**WHAT IS REQUIRED**
Return each line containing "Ausstellung".

━━ DATASET ━━

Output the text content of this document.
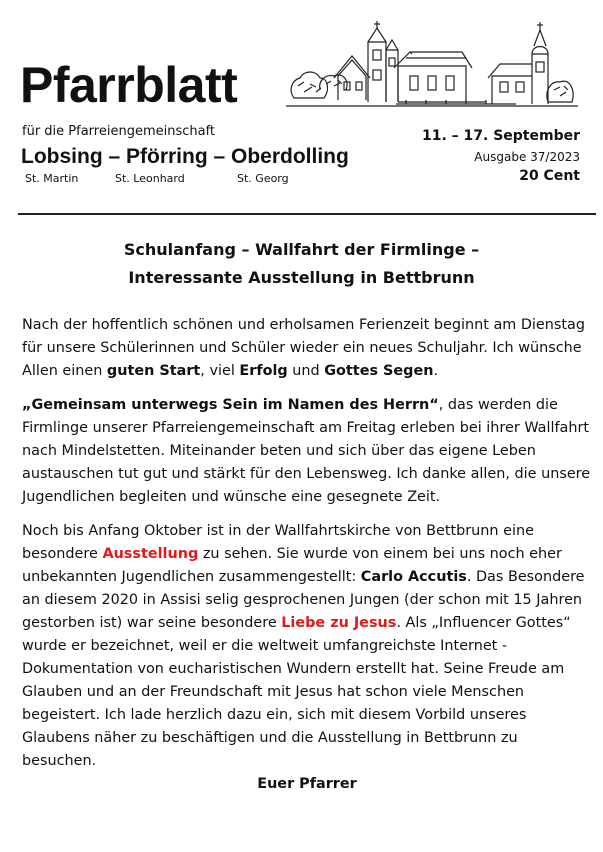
Pfarrblatt
für die Pfarreiengemeinschaft
Lobsing – Pförring – Oberdolling
St. Martin	St. Leonhard	St. Georg
11. – 17. September
Ausgabe 37/2023
20 Cent
Schulanfang – Wallfahrt der Firmlinge –
Interessante Ausstellung in Bettbrunn

Nach der hoffentlich schönen und erholsamen Ferienzeit beginnt am Dienstag für unsere Schülerinnen und Schüler wieder ein neues Schuljahr. Ich wünsche Allen einen guten Start, viel Erfolg und Gottes Segen.

„Gemeinsam unterwegs Sein im Namen des Herrn“, das werden die Firmlinge unserer Pfarreiengemeinschaft am Freitag erleben bei ihrer Wallfahrt nach Mindelstetten. Miteinander beten und sich über das eigene Leben austauschen tut gut und stärkt für den Lebensweg. Ich danke allen, die unsere Jugendlichen begleiten und wünsche eine gesegnete Zeit.

Noch bis Anfang Oktober ist in der Wallfahrtskirche von Bettbrunn eine besondere Ausstellung zu sehen. Sie wurde von einem bei uns noch eher unbekannten Jugendlichen zusammengestellt: Carlo Accutis. Das Besondere an diesem 2020 in Assisi selig gesprochenen Jungen (der schon mit 15 Jahren gestorben ist) war seine besondere Liebe zu Jesus. Als „Influencer Gottes“ wurde er bezeichnet, weil er die weltweit umfangreichste Internet - Dokumentation von eucharistischen Wundern erstellt hat. Seine Freude am Glauben und an der Freundschaft mit Jesus hat schon viele Menschen begeistert. Ich lade herzlich dazu ein, sich mit diesem Vorbild unseres Glaubens näher zu beschäftigen und die Ausstellung in Bettbrunn zu besuchen.
Euer Pfarrer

━━━

**RESULT FOR THIS EXERCISE**
Interessante Ausstellung in Bettbrunn
Noch bis Anfang Oktober ist in der Wallfahrtskirche von Bettbrunn eine besondere Ausstellung zu sehen. Sie wurde von einem bei uns noch eher unbekannten Jugendlichen zusammengestellt: Carlo Accutis. Das Besondere an diesem 2020 in Assisi selig gesprochenen Jungen (der schon mit 15 Jahren gestorben ist) war seine besondere Liebe zu Jesus. Als „Influencer Gottes“ wurde er bezeichnet, weil er die weltweit umfangreichste Internet - Dokumentation von eucharistischen Wundern erstellt hat. Seine Freude am Glauben und an der Freundschaft mit Jesus hat schon viele Menschen begeistert. Ich lade herzlich dazu ein, sich mit diesem Vorbild unseres Glaubens näher zu beschäftigen und die Ausstellung in Bettbrunn zu besuchen.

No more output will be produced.